→ **TASK TO CARRY OUT**
Identify each line in the records below that contains the word "nadie", and copy it.

→ **Source data**
-- BEGIN --
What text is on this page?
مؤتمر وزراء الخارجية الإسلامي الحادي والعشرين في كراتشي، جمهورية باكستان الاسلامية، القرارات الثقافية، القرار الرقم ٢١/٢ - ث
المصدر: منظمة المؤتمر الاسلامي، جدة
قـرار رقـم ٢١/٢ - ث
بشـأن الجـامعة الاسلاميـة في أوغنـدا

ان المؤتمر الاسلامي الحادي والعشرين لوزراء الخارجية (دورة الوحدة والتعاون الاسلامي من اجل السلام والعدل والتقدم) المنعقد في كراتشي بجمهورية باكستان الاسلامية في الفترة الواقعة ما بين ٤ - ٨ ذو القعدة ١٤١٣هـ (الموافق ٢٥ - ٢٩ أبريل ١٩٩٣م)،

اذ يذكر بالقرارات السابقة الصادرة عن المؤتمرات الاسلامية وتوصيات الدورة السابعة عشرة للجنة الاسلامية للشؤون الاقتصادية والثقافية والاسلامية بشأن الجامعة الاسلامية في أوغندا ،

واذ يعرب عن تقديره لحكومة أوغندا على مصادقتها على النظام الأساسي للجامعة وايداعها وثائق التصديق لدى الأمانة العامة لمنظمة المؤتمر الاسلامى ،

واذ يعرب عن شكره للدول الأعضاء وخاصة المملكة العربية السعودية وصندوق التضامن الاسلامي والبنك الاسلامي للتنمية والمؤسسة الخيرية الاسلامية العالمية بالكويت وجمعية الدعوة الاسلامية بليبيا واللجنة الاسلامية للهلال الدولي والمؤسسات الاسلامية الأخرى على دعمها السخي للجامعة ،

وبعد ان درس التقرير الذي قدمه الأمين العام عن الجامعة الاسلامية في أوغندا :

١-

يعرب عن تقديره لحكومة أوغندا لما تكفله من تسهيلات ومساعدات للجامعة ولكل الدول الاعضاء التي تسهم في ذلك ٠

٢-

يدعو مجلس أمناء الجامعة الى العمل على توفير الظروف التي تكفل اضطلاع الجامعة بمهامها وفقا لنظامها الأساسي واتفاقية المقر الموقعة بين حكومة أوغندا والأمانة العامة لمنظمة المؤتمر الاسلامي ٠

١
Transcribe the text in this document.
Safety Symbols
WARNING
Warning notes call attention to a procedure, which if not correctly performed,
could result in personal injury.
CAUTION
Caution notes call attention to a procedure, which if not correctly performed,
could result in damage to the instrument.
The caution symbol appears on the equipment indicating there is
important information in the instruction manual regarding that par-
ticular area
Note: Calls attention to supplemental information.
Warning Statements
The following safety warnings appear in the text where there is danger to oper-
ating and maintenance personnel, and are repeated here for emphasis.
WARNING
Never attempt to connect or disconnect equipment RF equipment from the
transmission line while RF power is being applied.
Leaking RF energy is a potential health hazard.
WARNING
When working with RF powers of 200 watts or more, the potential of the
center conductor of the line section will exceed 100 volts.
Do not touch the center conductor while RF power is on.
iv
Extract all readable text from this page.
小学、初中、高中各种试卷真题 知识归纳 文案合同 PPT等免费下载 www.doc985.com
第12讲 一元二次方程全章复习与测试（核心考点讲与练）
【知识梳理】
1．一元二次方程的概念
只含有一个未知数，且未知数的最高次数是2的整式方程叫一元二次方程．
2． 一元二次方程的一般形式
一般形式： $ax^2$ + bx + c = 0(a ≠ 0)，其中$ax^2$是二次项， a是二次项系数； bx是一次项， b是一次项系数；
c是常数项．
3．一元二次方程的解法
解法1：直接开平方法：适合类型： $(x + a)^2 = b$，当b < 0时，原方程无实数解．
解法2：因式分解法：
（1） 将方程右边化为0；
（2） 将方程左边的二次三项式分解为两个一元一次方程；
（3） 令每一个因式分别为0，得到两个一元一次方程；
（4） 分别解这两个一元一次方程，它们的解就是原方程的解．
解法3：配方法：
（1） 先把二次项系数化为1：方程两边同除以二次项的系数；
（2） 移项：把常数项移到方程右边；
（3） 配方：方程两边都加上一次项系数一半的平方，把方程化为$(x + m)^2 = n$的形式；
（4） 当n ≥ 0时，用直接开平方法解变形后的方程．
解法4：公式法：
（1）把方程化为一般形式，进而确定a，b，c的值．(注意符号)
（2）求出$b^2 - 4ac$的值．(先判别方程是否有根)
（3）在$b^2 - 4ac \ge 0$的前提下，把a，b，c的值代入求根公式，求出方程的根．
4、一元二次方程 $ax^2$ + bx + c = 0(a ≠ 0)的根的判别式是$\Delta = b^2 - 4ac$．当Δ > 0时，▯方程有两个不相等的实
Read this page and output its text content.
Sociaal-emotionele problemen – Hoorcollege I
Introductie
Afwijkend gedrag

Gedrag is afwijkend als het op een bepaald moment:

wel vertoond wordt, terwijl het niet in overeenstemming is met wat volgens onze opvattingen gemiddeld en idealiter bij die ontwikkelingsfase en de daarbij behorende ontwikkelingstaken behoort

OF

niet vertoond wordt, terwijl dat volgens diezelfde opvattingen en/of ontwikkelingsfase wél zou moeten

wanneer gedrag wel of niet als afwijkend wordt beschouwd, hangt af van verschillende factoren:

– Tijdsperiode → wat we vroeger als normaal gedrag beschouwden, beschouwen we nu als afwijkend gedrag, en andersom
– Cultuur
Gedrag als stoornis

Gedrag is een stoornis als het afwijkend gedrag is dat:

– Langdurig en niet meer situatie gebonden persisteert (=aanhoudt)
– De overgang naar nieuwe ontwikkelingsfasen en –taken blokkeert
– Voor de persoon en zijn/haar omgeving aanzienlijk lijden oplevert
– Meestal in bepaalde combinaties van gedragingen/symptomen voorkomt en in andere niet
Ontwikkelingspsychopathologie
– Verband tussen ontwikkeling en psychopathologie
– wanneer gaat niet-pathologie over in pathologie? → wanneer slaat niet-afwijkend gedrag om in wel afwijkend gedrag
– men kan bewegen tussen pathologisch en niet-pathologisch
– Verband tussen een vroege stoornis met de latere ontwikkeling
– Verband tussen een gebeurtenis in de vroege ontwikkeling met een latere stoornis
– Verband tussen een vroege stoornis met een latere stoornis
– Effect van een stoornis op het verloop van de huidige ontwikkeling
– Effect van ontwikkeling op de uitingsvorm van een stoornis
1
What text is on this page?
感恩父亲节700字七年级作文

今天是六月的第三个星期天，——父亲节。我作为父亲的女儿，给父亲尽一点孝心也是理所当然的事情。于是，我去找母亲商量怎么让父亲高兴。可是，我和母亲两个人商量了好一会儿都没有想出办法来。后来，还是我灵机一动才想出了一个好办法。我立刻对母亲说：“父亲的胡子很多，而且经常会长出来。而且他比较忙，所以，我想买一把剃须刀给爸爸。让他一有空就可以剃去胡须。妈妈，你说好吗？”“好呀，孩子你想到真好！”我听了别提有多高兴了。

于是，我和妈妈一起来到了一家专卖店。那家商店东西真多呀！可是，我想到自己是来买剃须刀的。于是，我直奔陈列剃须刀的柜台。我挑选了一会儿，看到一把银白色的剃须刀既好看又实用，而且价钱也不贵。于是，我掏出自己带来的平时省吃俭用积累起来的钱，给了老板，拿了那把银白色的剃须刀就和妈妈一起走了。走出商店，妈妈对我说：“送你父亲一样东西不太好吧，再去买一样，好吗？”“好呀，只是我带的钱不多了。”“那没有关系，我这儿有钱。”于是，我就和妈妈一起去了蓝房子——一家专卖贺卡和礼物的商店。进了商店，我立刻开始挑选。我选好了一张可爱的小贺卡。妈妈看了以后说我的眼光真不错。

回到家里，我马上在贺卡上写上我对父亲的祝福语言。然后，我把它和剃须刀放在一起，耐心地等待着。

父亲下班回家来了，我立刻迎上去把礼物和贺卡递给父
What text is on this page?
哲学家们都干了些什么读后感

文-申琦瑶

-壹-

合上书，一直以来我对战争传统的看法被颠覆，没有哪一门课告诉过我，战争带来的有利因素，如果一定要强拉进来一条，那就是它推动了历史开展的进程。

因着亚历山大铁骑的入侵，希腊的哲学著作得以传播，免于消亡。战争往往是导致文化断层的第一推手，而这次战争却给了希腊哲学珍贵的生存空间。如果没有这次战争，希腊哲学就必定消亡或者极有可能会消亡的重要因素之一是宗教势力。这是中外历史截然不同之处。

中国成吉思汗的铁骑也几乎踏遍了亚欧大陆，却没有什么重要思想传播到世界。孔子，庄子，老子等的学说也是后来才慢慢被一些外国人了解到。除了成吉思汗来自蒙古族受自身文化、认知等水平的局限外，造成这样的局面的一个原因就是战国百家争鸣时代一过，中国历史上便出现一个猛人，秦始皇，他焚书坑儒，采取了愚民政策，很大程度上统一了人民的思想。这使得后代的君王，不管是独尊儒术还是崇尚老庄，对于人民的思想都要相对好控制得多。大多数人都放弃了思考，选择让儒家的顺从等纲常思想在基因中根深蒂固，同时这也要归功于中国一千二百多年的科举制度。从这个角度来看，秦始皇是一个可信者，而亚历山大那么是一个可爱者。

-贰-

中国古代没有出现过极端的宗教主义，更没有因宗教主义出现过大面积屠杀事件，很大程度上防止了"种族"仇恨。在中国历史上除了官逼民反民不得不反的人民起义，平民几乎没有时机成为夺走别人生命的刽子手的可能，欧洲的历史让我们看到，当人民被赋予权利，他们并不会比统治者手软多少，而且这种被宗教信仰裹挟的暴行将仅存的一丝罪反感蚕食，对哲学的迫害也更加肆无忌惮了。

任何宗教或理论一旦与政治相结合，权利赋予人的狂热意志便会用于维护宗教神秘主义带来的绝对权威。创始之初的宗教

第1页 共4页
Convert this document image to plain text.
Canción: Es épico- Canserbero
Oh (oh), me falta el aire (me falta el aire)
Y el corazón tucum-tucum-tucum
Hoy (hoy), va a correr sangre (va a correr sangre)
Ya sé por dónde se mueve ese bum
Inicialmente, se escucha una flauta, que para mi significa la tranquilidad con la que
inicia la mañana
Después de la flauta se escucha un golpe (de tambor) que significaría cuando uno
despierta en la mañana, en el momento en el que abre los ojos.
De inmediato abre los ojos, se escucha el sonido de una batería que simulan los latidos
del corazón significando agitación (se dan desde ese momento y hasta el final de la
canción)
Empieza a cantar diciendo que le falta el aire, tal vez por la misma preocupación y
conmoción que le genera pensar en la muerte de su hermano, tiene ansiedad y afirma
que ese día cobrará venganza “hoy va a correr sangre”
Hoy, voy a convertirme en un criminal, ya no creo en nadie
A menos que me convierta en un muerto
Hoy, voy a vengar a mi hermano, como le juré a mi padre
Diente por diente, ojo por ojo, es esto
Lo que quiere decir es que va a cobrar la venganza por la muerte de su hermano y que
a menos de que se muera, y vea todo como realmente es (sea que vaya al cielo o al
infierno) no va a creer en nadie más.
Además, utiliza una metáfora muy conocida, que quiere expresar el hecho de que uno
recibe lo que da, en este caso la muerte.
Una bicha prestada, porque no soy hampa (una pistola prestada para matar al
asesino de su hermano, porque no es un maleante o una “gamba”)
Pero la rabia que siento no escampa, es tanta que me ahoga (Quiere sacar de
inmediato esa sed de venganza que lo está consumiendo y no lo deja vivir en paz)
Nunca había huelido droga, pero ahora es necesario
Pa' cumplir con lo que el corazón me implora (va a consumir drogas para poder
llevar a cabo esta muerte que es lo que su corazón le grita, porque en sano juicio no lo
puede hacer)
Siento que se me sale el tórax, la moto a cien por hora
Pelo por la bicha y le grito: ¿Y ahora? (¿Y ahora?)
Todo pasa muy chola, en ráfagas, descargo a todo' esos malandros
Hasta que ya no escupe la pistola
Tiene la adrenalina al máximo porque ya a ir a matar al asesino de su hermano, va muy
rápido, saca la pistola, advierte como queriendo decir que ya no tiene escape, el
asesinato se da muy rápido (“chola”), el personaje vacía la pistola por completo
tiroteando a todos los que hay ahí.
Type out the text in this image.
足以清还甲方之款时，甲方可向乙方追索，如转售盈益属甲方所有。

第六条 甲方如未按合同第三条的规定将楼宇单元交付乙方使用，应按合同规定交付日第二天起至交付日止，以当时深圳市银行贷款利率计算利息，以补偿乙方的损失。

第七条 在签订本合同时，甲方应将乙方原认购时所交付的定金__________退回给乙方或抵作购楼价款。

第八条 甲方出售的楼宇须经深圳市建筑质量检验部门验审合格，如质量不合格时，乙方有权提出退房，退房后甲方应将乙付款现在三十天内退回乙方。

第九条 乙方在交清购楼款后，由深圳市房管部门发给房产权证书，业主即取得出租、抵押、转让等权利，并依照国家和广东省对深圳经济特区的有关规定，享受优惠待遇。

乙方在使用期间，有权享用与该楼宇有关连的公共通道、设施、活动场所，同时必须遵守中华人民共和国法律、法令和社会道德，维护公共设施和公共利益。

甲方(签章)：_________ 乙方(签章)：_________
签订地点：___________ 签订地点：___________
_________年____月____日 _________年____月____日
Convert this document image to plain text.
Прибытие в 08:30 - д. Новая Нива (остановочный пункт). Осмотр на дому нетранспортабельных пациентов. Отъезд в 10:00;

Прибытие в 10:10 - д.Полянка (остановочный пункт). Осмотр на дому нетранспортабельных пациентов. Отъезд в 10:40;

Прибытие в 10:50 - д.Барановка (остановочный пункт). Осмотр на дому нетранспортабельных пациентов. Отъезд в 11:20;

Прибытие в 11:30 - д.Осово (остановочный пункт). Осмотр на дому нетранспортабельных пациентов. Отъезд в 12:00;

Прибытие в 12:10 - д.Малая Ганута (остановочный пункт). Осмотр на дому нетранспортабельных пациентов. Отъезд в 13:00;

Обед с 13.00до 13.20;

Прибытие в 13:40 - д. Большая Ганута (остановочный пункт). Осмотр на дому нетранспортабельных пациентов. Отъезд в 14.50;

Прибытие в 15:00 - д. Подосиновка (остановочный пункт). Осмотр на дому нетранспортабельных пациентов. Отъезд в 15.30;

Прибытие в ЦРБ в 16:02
-- END --
→ **SOLUTION**
Hoy, voy a convertirme en un criminal, ya no creo en nadie
infierno) no va a creer en nadie más.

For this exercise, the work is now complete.